[Dataset records]
=====

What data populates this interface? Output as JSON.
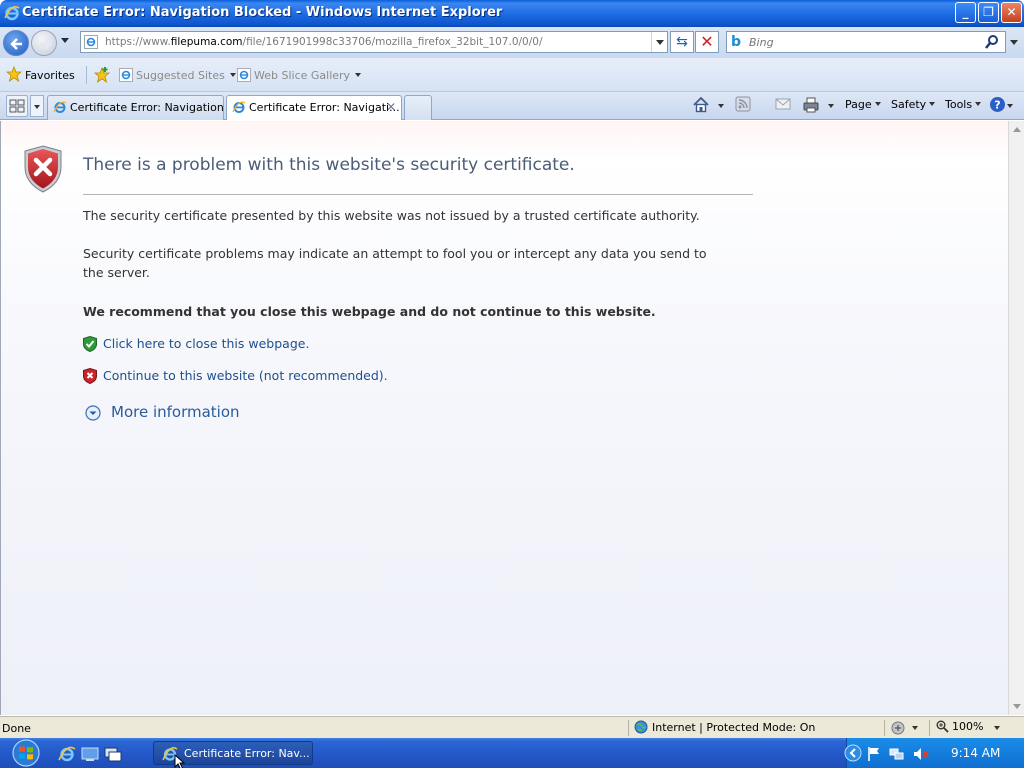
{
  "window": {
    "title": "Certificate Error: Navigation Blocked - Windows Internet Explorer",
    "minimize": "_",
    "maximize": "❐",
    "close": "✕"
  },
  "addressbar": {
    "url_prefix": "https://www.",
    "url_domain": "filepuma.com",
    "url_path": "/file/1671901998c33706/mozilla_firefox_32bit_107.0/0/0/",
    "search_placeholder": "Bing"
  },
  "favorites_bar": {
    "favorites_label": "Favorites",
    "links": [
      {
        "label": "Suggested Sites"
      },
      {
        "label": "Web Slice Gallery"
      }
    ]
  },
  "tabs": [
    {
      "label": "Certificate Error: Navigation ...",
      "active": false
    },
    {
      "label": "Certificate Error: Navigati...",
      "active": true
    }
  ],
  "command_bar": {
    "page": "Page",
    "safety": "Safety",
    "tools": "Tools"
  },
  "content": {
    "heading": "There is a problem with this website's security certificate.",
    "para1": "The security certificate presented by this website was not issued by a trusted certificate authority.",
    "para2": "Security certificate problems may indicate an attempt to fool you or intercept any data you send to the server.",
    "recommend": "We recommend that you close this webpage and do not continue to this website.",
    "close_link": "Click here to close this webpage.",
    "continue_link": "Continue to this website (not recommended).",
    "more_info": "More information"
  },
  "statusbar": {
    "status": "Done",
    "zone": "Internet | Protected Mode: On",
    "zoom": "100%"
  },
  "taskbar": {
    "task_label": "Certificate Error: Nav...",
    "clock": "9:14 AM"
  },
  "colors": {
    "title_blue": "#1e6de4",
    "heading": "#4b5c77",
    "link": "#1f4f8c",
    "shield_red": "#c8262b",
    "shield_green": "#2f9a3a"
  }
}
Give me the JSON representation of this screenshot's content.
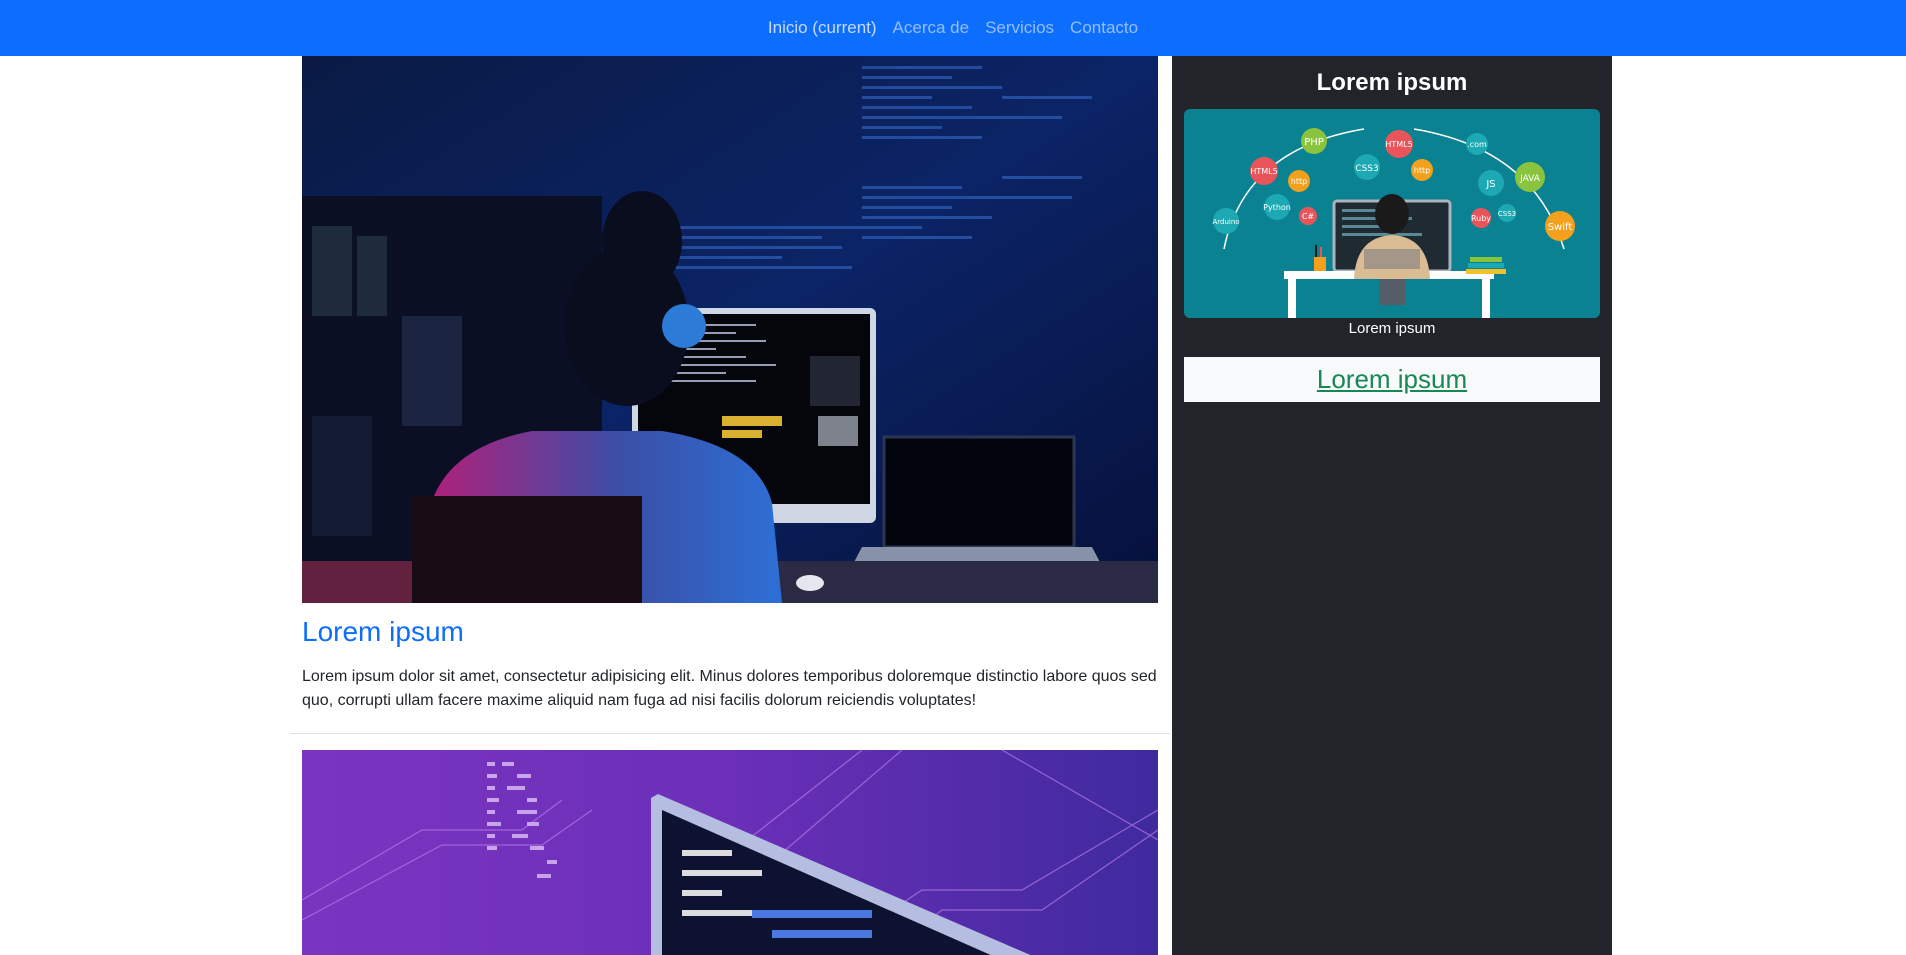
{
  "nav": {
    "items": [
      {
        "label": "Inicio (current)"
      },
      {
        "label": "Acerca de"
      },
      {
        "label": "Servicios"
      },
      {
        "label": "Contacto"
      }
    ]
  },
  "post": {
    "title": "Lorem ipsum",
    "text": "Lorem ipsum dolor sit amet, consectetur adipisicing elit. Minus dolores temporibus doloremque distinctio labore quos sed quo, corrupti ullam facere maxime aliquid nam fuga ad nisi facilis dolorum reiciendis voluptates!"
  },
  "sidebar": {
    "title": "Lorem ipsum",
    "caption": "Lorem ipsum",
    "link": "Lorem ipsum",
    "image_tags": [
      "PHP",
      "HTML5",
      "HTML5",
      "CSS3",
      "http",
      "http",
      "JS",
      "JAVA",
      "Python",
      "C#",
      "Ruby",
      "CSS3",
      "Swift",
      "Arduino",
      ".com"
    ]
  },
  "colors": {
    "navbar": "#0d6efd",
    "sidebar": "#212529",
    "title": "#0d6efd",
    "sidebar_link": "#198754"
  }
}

=====

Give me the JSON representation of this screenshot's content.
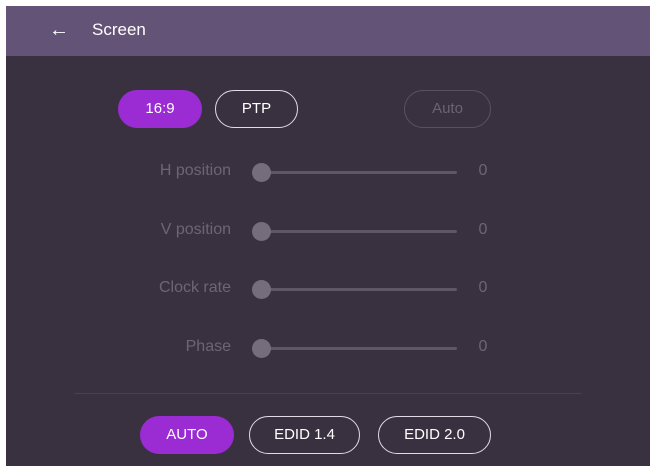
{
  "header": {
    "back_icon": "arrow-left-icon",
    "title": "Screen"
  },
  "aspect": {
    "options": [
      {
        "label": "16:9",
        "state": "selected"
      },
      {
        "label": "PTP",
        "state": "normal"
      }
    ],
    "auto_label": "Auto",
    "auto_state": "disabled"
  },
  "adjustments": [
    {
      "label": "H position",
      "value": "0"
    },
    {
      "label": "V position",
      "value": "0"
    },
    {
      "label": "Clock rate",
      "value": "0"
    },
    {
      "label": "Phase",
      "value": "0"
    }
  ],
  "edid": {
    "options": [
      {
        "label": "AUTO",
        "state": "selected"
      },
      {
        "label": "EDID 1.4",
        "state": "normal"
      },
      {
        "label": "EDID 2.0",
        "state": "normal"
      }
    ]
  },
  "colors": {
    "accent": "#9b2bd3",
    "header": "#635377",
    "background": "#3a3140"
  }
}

=====

Given request:
Filter lines by "close" and return each hit.

Solution below:
    "close": "✕"
    "recommend": "We recommend that you close this webpage and do not continue to this website.",
    "close_link": "Click here to close this webpage.",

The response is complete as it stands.